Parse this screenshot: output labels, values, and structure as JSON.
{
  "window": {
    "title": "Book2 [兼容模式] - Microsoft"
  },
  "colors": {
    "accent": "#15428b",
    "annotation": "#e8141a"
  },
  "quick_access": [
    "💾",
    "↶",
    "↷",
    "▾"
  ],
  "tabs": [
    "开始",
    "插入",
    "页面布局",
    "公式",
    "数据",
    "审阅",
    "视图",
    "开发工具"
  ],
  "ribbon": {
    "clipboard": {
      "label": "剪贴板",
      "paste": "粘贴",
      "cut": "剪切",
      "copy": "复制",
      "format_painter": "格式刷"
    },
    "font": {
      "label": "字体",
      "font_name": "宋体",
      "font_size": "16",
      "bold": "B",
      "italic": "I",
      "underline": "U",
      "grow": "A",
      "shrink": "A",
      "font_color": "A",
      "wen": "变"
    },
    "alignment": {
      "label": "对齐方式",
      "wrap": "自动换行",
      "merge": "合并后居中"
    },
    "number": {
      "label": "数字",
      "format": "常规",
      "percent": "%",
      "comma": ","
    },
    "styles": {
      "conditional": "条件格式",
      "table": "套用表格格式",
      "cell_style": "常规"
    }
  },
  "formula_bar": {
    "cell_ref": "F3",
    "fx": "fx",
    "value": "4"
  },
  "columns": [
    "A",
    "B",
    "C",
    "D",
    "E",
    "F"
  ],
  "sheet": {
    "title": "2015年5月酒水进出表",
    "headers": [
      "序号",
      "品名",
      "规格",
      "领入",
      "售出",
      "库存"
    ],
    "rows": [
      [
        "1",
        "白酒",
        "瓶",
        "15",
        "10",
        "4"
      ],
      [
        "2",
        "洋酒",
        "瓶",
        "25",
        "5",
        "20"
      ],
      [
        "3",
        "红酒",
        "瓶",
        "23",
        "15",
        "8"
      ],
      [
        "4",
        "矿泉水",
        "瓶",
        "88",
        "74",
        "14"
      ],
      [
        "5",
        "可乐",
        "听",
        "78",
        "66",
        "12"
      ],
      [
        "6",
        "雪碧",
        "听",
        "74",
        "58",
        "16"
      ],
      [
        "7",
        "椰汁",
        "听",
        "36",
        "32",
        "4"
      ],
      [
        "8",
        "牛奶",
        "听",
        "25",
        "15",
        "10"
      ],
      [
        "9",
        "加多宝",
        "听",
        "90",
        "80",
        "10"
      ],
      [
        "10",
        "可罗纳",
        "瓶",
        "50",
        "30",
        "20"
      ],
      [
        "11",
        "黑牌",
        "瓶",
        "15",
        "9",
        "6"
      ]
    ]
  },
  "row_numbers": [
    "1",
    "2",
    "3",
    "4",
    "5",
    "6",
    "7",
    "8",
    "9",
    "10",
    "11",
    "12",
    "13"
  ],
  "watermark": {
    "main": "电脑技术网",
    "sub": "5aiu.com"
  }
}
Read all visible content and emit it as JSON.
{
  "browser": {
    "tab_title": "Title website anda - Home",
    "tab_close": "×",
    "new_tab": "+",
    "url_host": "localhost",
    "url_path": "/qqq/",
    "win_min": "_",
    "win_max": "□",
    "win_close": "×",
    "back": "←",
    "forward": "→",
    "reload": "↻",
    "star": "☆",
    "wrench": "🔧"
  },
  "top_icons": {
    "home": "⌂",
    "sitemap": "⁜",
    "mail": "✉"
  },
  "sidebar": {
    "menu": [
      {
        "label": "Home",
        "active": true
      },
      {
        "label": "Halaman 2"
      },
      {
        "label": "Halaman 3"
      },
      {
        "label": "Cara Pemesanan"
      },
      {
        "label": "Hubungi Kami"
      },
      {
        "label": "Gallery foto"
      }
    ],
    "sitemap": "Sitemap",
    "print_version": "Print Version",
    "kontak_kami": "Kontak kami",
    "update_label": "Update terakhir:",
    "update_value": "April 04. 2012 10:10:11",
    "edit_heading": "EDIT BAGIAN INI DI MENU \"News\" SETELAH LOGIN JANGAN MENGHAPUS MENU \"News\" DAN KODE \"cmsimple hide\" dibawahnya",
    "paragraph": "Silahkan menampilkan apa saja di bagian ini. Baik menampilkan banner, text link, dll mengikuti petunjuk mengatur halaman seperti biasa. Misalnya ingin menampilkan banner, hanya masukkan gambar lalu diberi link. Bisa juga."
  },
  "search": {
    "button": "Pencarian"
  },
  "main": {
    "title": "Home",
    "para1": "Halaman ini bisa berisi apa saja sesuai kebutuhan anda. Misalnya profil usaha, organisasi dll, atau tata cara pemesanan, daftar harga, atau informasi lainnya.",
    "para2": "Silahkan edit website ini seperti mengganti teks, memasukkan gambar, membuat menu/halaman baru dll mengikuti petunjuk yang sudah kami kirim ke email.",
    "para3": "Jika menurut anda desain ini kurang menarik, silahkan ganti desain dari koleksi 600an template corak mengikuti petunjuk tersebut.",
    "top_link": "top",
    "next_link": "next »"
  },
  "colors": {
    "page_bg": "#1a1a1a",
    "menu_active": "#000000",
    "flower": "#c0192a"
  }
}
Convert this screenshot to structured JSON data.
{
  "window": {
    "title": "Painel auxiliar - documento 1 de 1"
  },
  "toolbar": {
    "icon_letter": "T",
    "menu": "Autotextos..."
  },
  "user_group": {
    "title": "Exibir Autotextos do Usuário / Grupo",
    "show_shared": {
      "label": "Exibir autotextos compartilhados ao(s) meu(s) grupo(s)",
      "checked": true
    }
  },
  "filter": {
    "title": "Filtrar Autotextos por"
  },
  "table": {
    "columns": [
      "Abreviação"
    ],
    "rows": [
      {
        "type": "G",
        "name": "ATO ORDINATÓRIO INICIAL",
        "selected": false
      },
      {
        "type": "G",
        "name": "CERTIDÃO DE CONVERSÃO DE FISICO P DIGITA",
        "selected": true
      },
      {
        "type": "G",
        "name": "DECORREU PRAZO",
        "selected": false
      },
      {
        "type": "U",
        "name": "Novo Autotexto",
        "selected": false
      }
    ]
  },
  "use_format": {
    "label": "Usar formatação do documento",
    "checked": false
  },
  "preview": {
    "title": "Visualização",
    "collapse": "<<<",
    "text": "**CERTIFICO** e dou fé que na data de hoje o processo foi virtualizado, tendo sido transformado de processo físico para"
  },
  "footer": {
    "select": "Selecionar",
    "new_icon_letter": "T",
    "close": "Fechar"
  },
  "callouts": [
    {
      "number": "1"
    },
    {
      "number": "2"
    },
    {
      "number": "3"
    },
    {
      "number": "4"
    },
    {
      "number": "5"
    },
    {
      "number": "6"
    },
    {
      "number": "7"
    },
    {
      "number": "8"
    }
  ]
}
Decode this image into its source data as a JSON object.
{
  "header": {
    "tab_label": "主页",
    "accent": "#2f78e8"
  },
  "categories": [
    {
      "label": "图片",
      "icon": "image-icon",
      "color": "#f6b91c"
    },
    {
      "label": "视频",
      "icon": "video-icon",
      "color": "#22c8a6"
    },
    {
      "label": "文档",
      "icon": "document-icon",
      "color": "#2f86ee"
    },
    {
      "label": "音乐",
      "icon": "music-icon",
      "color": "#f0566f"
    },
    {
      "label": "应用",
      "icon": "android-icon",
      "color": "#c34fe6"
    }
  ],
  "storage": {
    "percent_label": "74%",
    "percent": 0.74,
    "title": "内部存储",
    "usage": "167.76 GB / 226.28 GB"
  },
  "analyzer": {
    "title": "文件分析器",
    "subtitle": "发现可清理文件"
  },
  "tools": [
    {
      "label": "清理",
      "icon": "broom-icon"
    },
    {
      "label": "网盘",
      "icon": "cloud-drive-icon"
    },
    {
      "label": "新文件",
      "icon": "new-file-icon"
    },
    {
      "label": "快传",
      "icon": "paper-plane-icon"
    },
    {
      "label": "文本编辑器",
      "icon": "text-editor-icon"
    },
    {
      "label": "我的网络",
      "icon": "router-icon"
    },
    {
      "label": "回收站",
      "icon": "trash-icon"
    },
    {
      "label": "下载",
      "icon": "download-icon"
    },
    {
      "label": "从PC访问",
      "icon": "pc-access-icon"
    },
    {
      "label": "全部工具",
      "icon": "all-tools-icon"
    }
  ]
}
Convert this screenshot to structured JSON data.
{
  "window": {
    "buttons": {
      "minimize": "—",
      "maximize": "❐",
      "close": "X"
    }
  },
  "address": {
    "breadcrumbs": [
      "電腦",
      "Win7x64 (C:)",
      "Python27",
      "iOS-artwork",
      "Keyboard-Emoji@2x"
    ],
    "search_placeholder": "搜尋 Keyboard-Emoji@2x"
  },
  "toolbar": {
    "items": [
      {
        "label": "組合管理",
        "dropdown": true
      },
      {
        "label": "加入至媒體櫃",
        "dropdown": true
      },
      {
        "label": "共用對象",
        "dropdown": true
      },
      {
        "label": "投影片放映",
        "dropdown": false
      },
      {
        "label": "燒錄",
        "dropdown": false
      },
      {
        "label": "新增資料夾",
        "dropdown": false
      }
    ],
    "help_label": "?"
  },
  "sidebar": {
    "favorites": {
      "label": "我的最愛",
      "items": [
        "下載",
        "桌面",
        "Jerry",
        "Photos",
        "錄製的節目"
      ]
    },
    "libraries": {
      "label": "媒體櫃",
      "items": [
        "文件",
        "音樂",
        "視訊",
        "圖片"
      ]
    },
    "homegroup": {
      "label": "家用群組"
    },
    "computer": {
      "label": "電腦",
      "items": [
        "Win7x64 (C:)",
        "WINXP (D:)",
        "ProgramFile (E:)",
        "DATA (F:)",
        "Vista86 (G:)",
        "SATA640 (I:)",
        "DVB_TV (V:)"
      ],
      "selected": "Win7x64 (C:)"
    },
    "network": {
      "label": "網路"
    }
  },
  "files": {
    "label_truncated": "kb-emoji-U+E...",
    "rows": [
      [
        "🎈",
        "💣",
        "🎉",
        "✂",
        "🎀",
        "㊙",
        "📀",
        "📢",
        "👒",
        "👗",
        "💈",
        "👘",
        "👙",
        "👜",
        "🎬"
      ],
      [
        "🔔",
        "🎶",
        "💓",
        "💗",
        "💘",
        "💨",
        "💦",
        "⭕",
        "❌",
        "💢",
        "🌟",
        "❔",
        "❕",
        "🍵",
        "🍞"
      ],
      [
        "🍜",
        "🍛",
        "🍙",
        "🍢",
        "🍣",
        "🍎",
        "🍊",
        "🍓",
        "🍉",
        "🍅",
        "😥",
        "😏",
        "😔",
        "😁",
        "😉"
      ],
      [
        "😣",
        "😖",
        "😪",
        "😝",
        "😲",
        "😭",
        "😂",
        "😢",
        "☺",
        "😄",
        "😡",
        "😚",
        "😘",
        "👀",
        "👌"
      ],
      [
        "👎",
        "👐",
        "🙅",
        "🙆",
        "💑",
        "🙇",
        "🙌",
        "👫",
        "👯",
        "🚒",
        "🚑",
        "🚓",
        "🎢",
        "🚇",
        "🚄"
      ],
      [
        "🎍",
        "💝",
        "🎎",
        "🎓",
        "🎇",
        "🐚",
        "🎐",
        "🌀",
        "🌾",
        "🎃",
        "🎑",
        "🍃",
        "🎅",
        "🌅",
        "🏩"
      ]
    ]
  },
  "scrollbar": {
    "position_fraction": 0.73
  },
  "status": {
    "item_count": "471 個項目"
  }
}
==================================================
#### What the task asks:
Wherever the word "this" occurs in a line of the listing, copy that line.

#### Solution:
Parse this screenshot: output labels, values, and structure as JSON.
Convert this screenshot to structured JSON data.
Decode this image into its source data as a JSON object.
Convert this screenshot to structured JSON data.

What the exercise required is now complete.